Saved data entries:
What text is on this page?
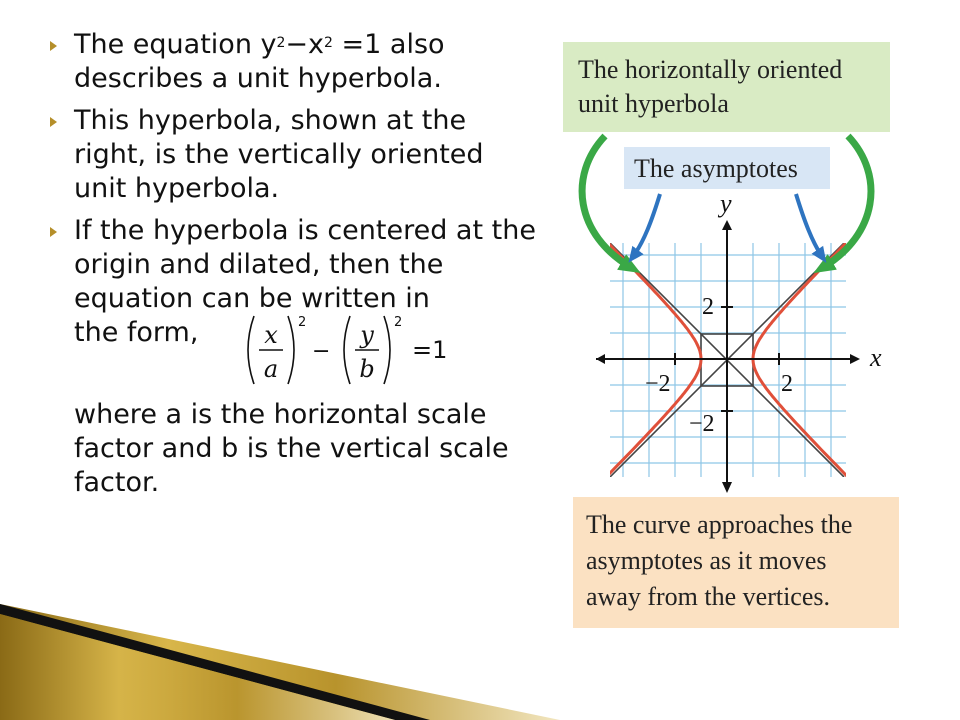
The equation $y^2-x^2 =1$ also describes a unit hyperbola.

This hyperbola, shown at the right, is the vertically oriented unit hyperbola.

If the hyperbola is centered at the origin and dilated, then the equation can be written in
the form,	x
a
y
b
2	2
−	=1
where a is the horizontal scale factor and b is the vertical scale factor.
The horizontally oriented
unit hyperbola
The asymptotes
The curve approaches the
asymptotes as it moves
away from the vertices.
−2	2
2
−2
x
y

Task details: Where a line above contains the word "hyperbola", copy that line.

Answer for this exercise:
The equation $y^2-x^2 =1$ also describes a unit hyperbola.
This hyperbola, shown at the right, is the vertically oriented unit hyperbola.
If the hyperbola is centered at the origin and dilated, then the equation can be written in
unit hyperbola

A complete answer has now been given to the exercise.